[Stored entries]
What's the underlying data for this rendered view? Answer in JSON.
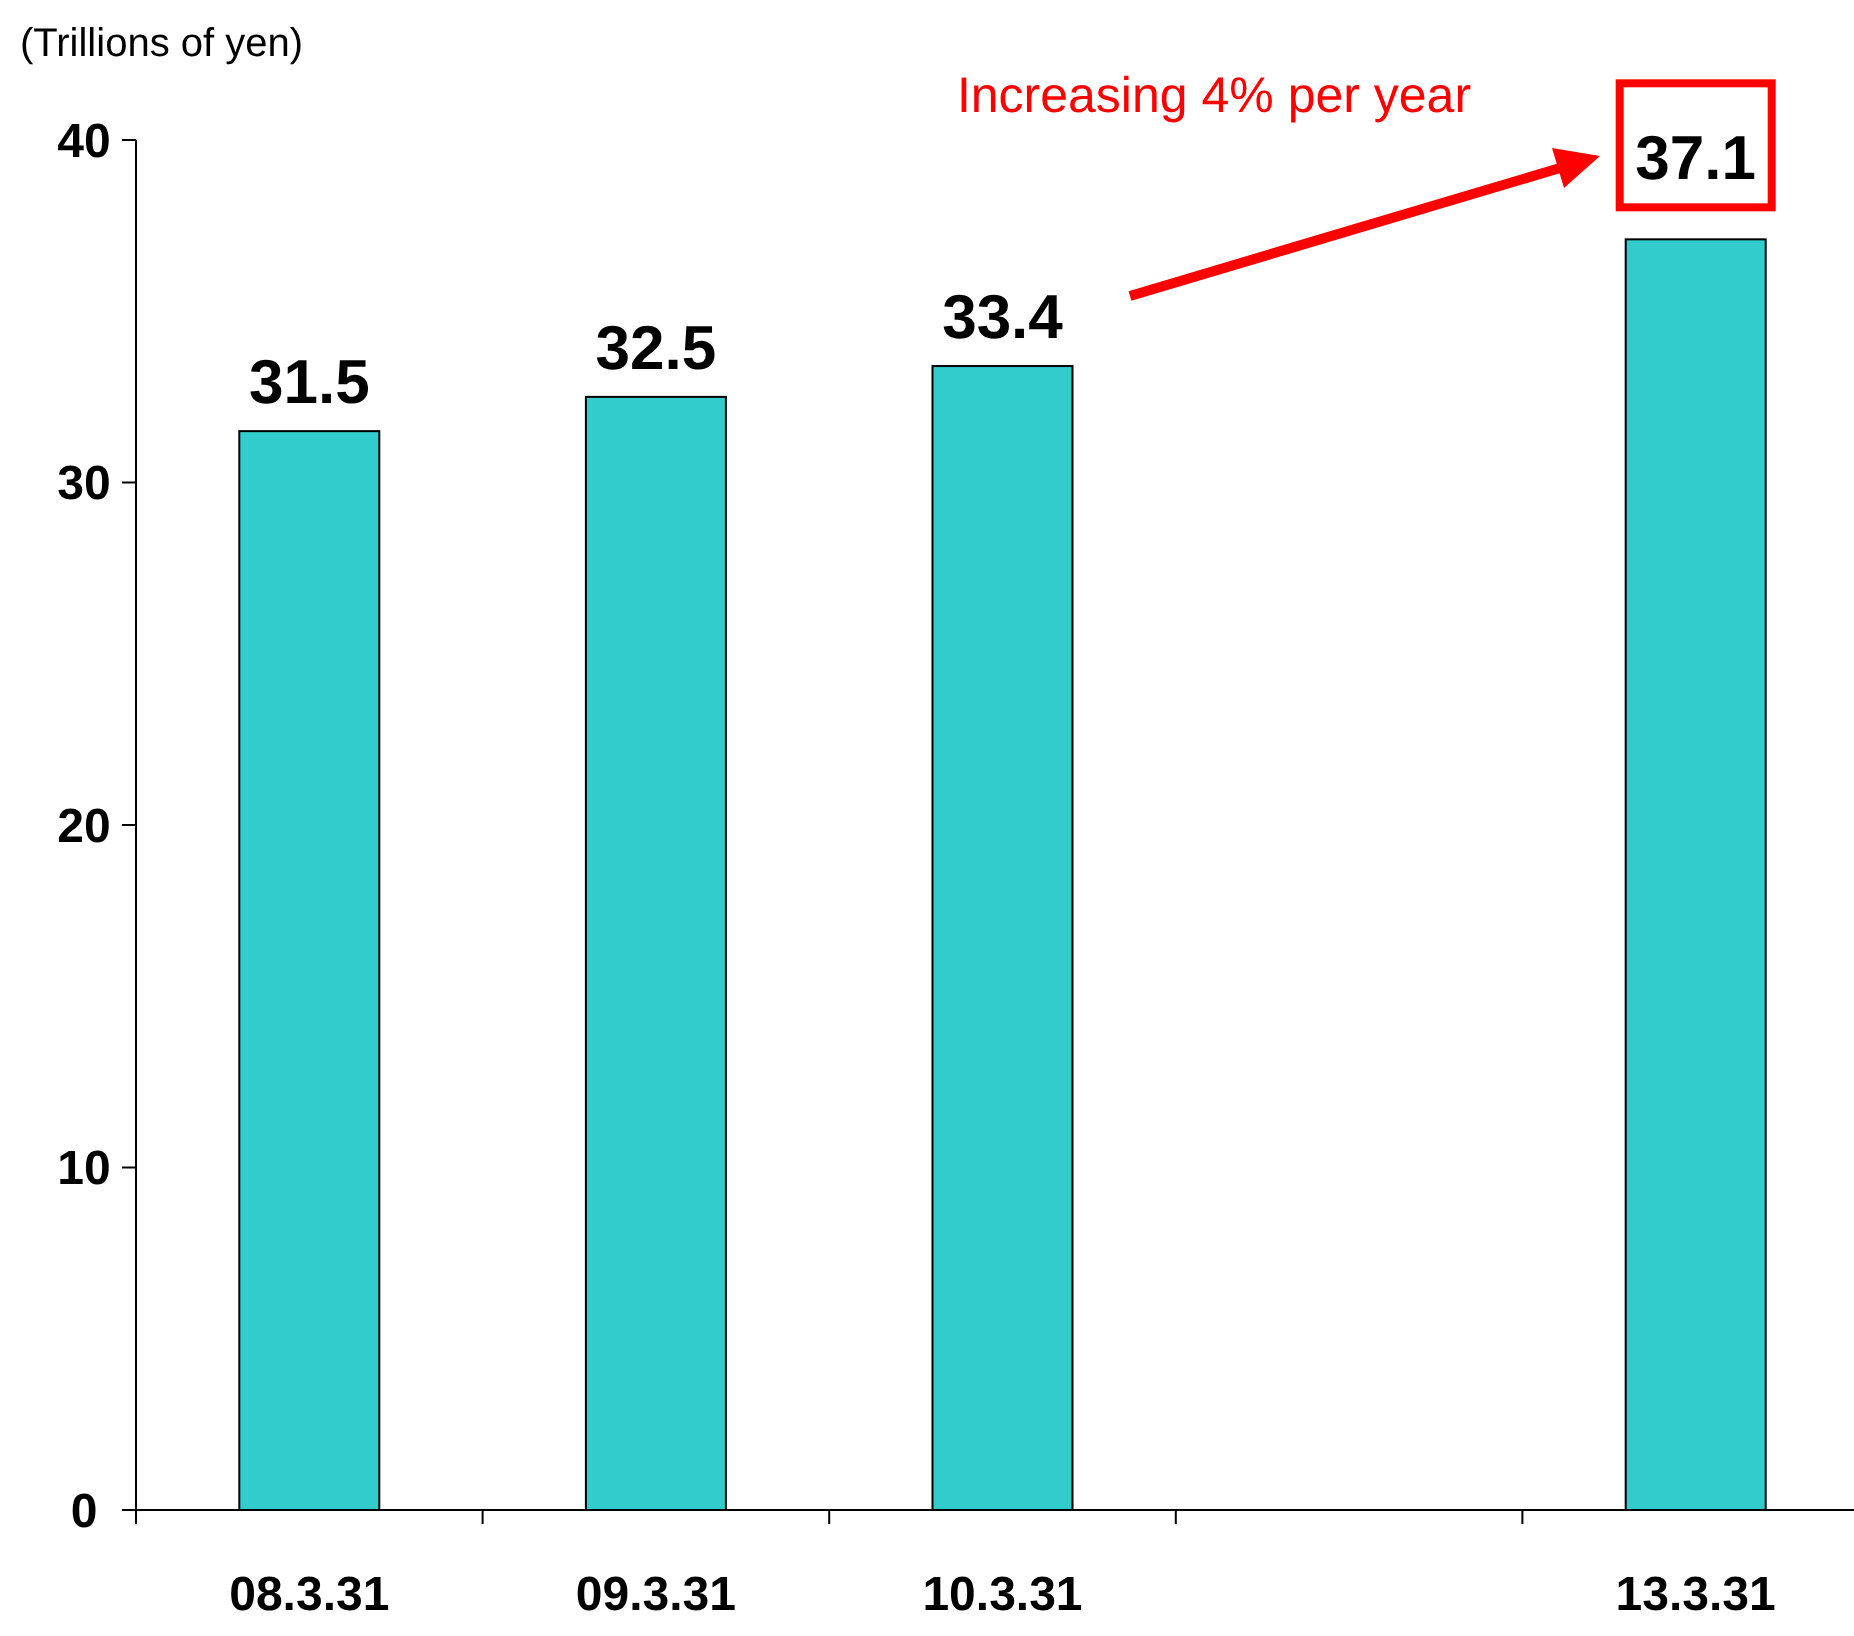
{
  "chart_data": {
    "type": "bar",
    "ylabel": "(Trillions of yen)",
    "categories": [
      "08.3.31",
      "09.3.31",
      "10.3.31",
      null,
      "13.3.31"
    ],
    "values": [
      31.5,
      32.5,
      33.4,
      null,
      37.1
    ],
    "color": "#33cccc",
    "ylim": [
      0,
      40
    ],
    "yticks": [
      0,
      10,
      20,
      30,
      40
    ],
    "grid": false,
    "data_labels": true,
    "annotations": [
      "Increasing 4% per year"
    ]
  }
}
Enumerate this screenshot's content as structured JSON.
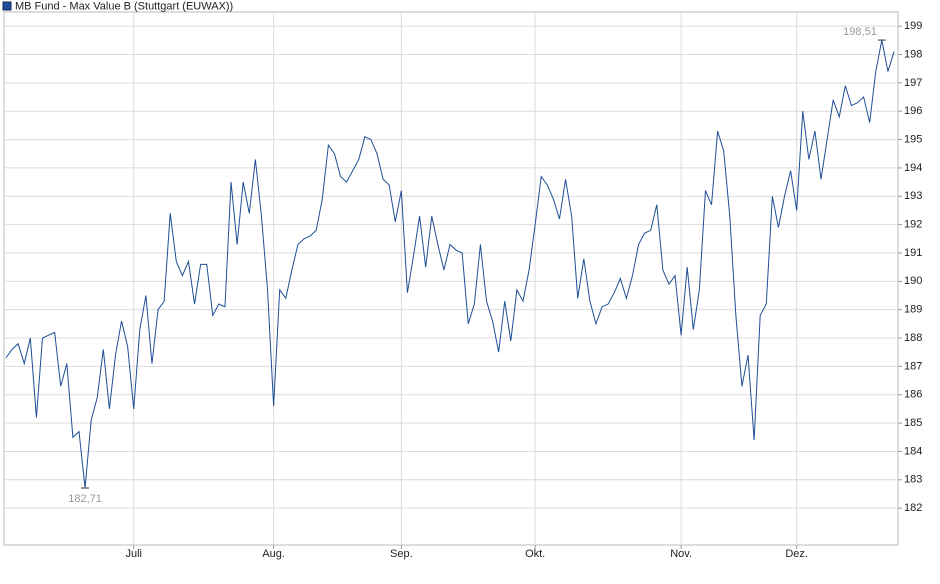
{
  "chart_data": {
    "type": "line",
    "title": "MB Fund - Max Value B (Stuttgart (EUWAX))",
    "color": "#1f4e96",
    "grid": true,
    "ylim": [
      180.7,
      199.5
    ],
    "yticks": [
      182,
      183,
      184,
      185,
      186,
      187,
      188,
      189,
      190,
      191,
      192,
      193,
      194,
      195,
      196,
      197,
      198,
      199
    ],
    "categories": [
      null,
      null,
      null,
      null,
      null,
      null,
      null,
      null,
      null,
      null,
      null,
      null,
      null,
      null,
      null,
      null,
      null,
      null,
      null,
      null,
      null,
      "Juli",
      null,
      null,
      null,
      null,
      null,
      null,
      null,
      null,
      null,
      null,
      null,
      null,
      null,
      null,
      null,
      null,
      null,
      null,
      null,
      null,
      null,
      null,
      "Aug.",
      null,
      null,
      null,
      null,
      null,
      null,
      null,
      null,
      null,
      null,
      null,
      null,
      null,
      null,
      null,
      null,
      null,
      null,
      null,
      null,
      "Sep.",
      null,
      null,
      null,
      null,
      null,
      null,
      null,
      null,
      null,
      null,
      null,
      null,
      null,
      null,
      null,
      null,
      null,
      null,
      null,
      null,
      null,
      "Okt.",
      null,
      null,
      null,
      null,
      null,
      null,
      null,
      null,
      null,
      null,
      null,
      null,
      null,
      null,
      null,
      null,
      null,
      null,
      null,
      null,
      null,
      null,
      null,
      "Nov.",
      null,
      null,
      null,
      null,
      null,
      null,
      null,
      null,
      null,
      null,
      null,
      null,
      null,
      null,
      null,
      null,
      null,
      null,
      "Dez.",
      null,
      null,
      null,
      null,
      null,
      null,
      null,
      null,
      null,
      null,
      null,
      null,
      null,
      null,
      null,
      null
    ],
    "values": [
      187.3,
      187.6,
      187.8,
      187.1,
      188.0,
      185.2,
      188.0,
      188.1,
      188.2,
      186.3,
      187.1,
      184.5,
      184.7,
      182.71,
      185.1,
      185.9,
      187.6,
      185.5,
      187.4,
      188.6,
      187.7,
      185.5,
      188.3,
      189.5,
      187.1,
      189.0,
      189.3,
      192.4,
      190.7,
      190.2,
      190.7,
      189.2,
      190.6,
      190.6,
      188.8,
      189.2,
      189.1,
      193.5,
      191.3,
      193.5,
      192.4,
      194.3,
      192.3,
      189.7,
      185.6,
      189.7,
      189.4,
      190.4,
      191.3,
      191.5,
      191.6,
      191.8,
      192.9,
      194.8,
      194.5,
      193.7,
      193.5,
      193.9,
      194.3,
      195.1,
      195.0,
      194.5,
      193.6,
      193.4,
      192.1,
      193.2,
      189.6,
      190.9,
      192.3,
      190.5,
      192.3,
      191.3,
      190.4,
      191.3,
      191.1,
      191.0,
      188.5,
      189.2,
      191.3,
      189.3,
      188.6,
      187.5,
      189.3,
      187.9,
      189.7,
      189.3,
      190.4,
      192.0,
      193.7,
      193.4,
      192.9,
      192.2,
      193.6,
      192.3,
      189.4,
      190.8,
      189.3,
      188.5,
      189.1,
      189.2,
      189.6,
      190.1,
      189.4,
      190.2,
      191.3,
      191.7,
      191.8,
      192.7,
      190.4,
      189.9,
      190.2,
      188.1,
      190.5,
      188.3,
      189.7,
      193.2,
      192.7,
      195.3,
      194.6,
      192.3,
      188.8,
      186.3,
      187.4,
      184.4,
      188.8,
      189.2,
      193.0,
      191.9,
      193.0,
      193.9,
      192.5,
      196.0,
      194.3,
      195.3,
      193.6,
      195.0,
      196.4,
      195.8,
      196.9,
      196.2,
      196.3,
      196.5,
      195.6,
      197.4,
      198.51,
      197.4,
      198.1
    ],
    "value_labels": [
      null,
      null,
      null,
      null,
      null,
      null,
      null,
      null,
      null,
      null,
      null,
      null,
      null,
      "182,71",
      null,
      null,
      null,
      null,
      null,
      null,
      null,
      null,
      null,
      null,
      null,
      null,
      null,
      null,
      null,
      null,
      null,
      null,
      null,
      null,
      null,
      null,
      null,
      null,
      null,
      null,
      null,
      null,
      null,
      null,
      null,
      null,
      null,
      null,
      null,
      null,
      null,
      null,
      null,
      null,
      null,
      null,
      null,
      null,
      null,
      null,
      null,
      null,
      null,
      null,
      null,
      null,
      null,
      null,
      null,
      null,
      null,
      null,
      null,
      null,
      null,
      null,
      null,
      null,
      null,
      null,
      null,
      null,
      null,
      null,
      null,
      null,
      null,
      null,
      null,
      null,
      null,
      null,
      null,
      null,
      null,
      null,
      null,
      null,
      null,
      null,
      null,
      null,
      null,
      null,
      null,
      null,
      null,
      null,
      null,
      null,
      null,
      null,
      null,
      null,
      null,
      null,
      null,
      null,
      null,
      null,
      null,
      null,
      null,
      null,
      null,
      null,
      null,
      null,
      null,
      null,
      null,
      null,
      null,
      null,
      null,
      null,
      null,
      null,
      null,
      null,
      null,
      null,
      null,
      null,
      "198,51",
      null,
      null
    ]
  }
}
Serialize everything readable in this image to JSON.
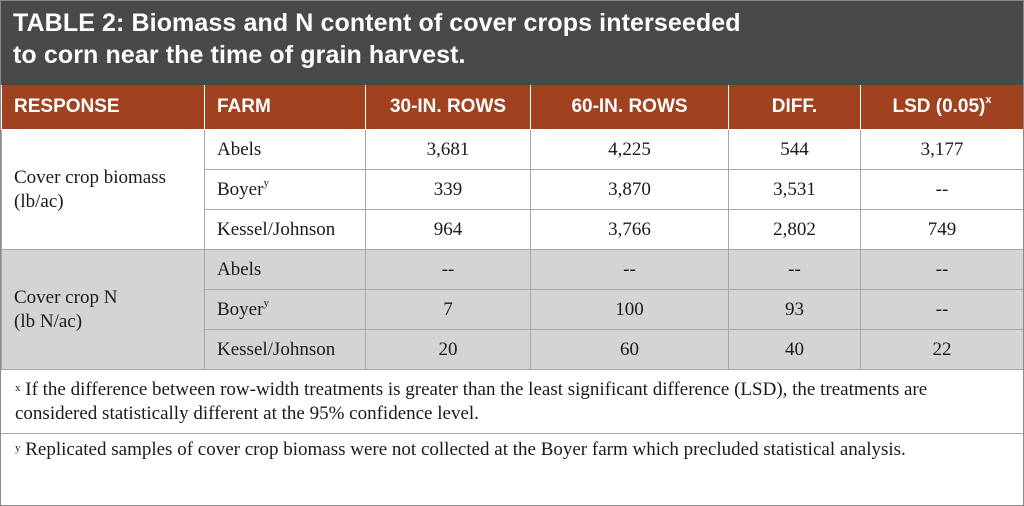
{
  "title": {
    "line1": "TABLE 2: Biomass and N content of cover crops interseeded",
    "line2": "to corn near the time of grain harvest."
  },
  "headers": {
    "response": "RESPONSE",
    "farm": "FARM",
    "rows30": "30-IN. ROWS",
    "rows60": "60-IN. ROWS",
    "diff": "DIFF.",
    "lsd": "LSD (0.05)",
    "lsd_sup": "x"
  },
  "groups": [
    {
      "response_line1": "Cover crop biomass",
      "response_line2": "(lb/ac)",
      "rows": [
        {
          "farm": "Abels",
          "farm_sup": "",
          "rows30": "3,681",
          "rows60": "4,225",
          "diff": "544",
          "lsd": "3,177"
        },
        {
          "farm": "Boyer",
          "farm_sup": "y",
          "rows30": "339",
          "rows60": "3,870",
          "diff": "3,531",
          "lsd": "--"
        },
        {
          "farm": "Kessel/Johnson",
          "farm_sup": "",
          "rows30": "964",
          "rows60": "3,766",
          "diff": "2,802",
          "lsd": "749"
        }
      ]
    },
    {
      "response_line1": "Cover crop N",
      "response_line2": "(lb N/ac)",
      "rows": [
        {
          "farm": "Abels",
          "farm_sup": "",
          "rows30": "--",
          "rows60": "--",
          "diff": "--",
          "lsd": "--"
        },
        {
          "farm": "Boyer",
          "farm_sup": "y",
          "rows30": "7",
          "rows60": "100",
          "diff": "93",
          "lsd": "--"
        },
        {
          "farm": "Kessel/Johnson",
          "farm_sup": "",
          "rows30": "20",
          "rows60": "60",
          "diff": "40",
          "lsd": "22"
        }
      ]
    }
  ],
  "footnotes": {
    "x_mark": "x",
    "x_text": " If the difference between row-width treatments is greater than the least significant difference (LSD), the treatments are considered statistically different at the 95% confidence level.",
    "y_mark": "y",
    "y_text": " Replicated samples of cover crop biomass were not collected at the Boyer farm which precluded statistical analysis."
  },
  "colors": {
    "title_bg": "#494949",
    "header_bg": "#a0411f",
    "shaded_group_bg": "#d4d4d4"
  }
}
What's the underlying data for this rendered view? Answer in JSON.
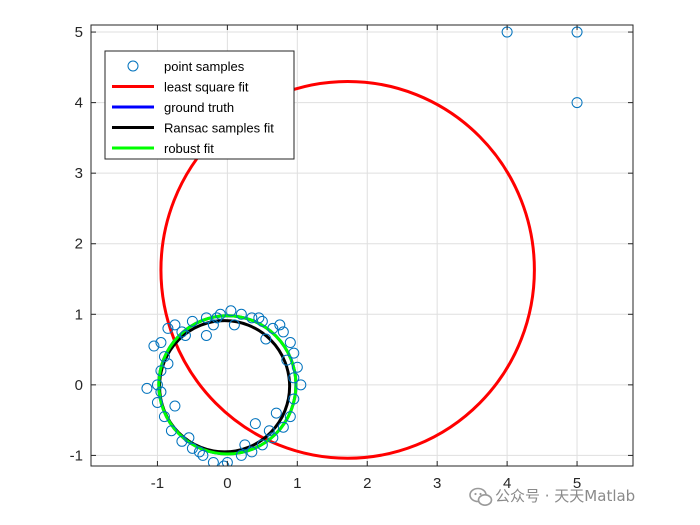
{
  "chart_data": {
    "type": "scatter",
    "xlim": [
      -1.95,
      5.8
    ],
    "ylim": [
      -1.15,
      5.1
    ],
    "xticks": [
      -1,
      0,
      1,
      2,
      3,
      4,
      5
    ],
    "yticks": [
      -1,
      0,
      1,
      2,
      3,
      4,
      5
    ],
    "xtick_labels": [
      "-1",
      "0",
      "1",
      "2",
      "3",
      "4",
      "5"
    ],
    "ytick_labels": [
      "-1",
      "0",
      "1",
      "2",
      "3",
      "4",
      "5"
    ],
    "grid": true,
    "legend_position": "top-left",
    "series": [
      {
        "name": "point samples",
        "kind": "markers",
        "color": "#0072bd",
        "points": [
          [
            4,
            5
          ],
          [
            5,
            5
          ],
          [
            5,
            4
          ],
          [
            -1.15,
            -0.05
          ],
          [
            -1.05,
            0.55
          ],
          [
            -0.95,
            0.6
          ],
          [
            -0.85,
            0.8
          ],
          [
            -0.75,
            0.85
          ],
          [
            -0.65,
            0.75
          ],
          [
            -0.5,
            0.9
          ],
          [
            -0.3,
            0.95
          ],
          [
            -0.1,
            1.0
          ],
          [
            0.05,
            1.05
          ],
          [
            0.2,
            1.0
          ],
          [
            0.35,
            0.95
          ],
          [
            0.5,
            0.9
          ],
          [
            0.65,
            0.8
          ],
          [
            0.8,
            0.75
          ],
          [
            0.9,
            0.6
          ],
          [
            0.95,
            0.45
          ],
          [
            1.0,
            0.25
          ],
          [
            1.05,
            0.0
          ],
          [
            0.95,
            -0.2
          ],
          [
            0.9,
            -0.45
          ],
          [
            0.8,
            -0.6
          ],
          [
            0.65,
            -0.75
          ],
          [
            0.5,
            -0.85
          ],
          [
            0.35,
            -0.95
          ],
          [
            0.2,
            -1.0
          ],
          [
            0.0,
            -1.1
          ],
          [
            -0.2,
            -1.1
          ],
          [
            -0.35,
            -1.0
          ],
          [
            -0.5,
            -0.9
          ],
          [
            -0.65,
            -0.8
          ],
          [
            -0.8,
            -0.65
          ],
          [
            -0.9,
            -0.45
          ],
          [
            -1.0,
            -0.25
          ],
          [
            -0.95,
            0.2
          ],
          [
            -0.9,
            0.4
          ],
          [
            -0.3,
            0.7
          ],
          [
            0.55,
            0.65
          ],
          [
            0.85,
            0.35
          ],
          [
            0.4,
            -0.55
          ],
          [
            -0.75,
            -0.3
          ],
          [
            -0.2,
            0.85
          ],
          [
            0.1,
            0.85
          ],
          [
            0.6,
            -0.65
          ],
          [
            -0.55,
            -0.75
          ],
          [
            -1.0,
            0.0
          ],
          [
            -0.85,
            0.3
          ],
          [
            0.95,
            0.1
          ],
          [
            -0.6,
            0.7
          ],
          [
            0.75,
            0.85
          ],
          [
            -0.05,
            -1.15
          ],
          [
            0.25,
            -0.85
          ],
          [
            -0.4,
            -0.95
          ],
          [
            0.7,
            -0.4
          ],
          [
            -0.95,
            -0.1
          ],
          [
            0.45,
            0.95
          ],
          [
            -0.15,
            0.95
          ]
        ]
      },
      {
        "name": "least square fit",
        "kind": "circle",
        "color": "#ff0000",
        "center": [
          1.72,
          1.63
        ],
        "radius": 2.67
      },
      {
        "name": "ground truth",
        "kind": "circle",
        "color": "#0000ff",
        "center": [
          0.0,
          0.0
        ],
        "radius": 0.98
      },
      {
        "name": "Ransac samples fit",
        "kind": "circle",
        "color": "#000000",
        "center": [
          -0.04,
          -0.02
        ],
        "radius": 0.93
      },
      {
        "name": "robust fit",
        "kind": "circle",
        "color": "#00ff00",
        "center": [
          0.0,
          0.0
        ],
        "radius": 0.98
      }
    ]
  },
  "watermark": {
    "text": "公众号 · 天天Matlab",
    "icon": "wechat-icon"
  }
}
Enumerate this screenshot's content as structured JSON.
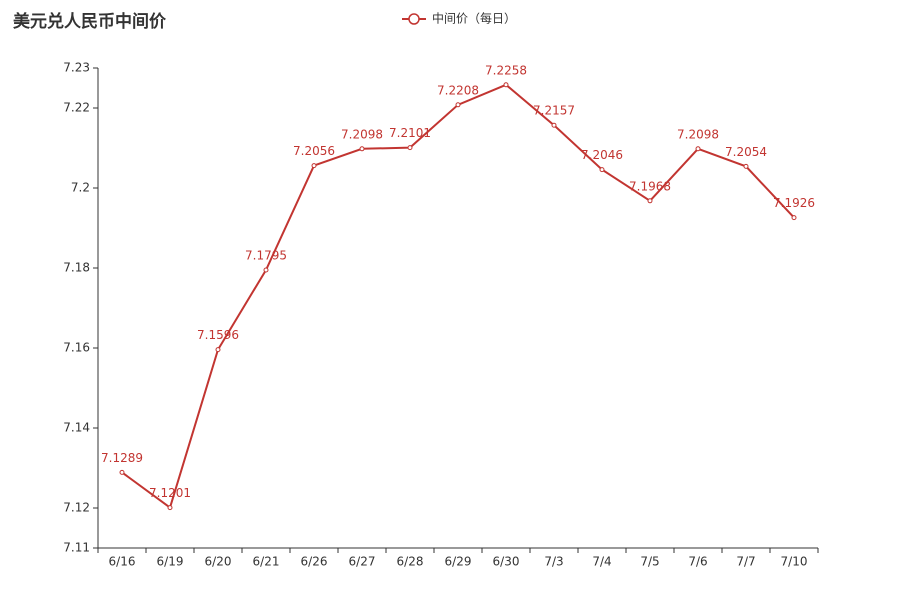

▶ _Task directions_: Tally the lines of the listing that include "name". Reply with nothing but the count.

▶ _Answer to this task_: 5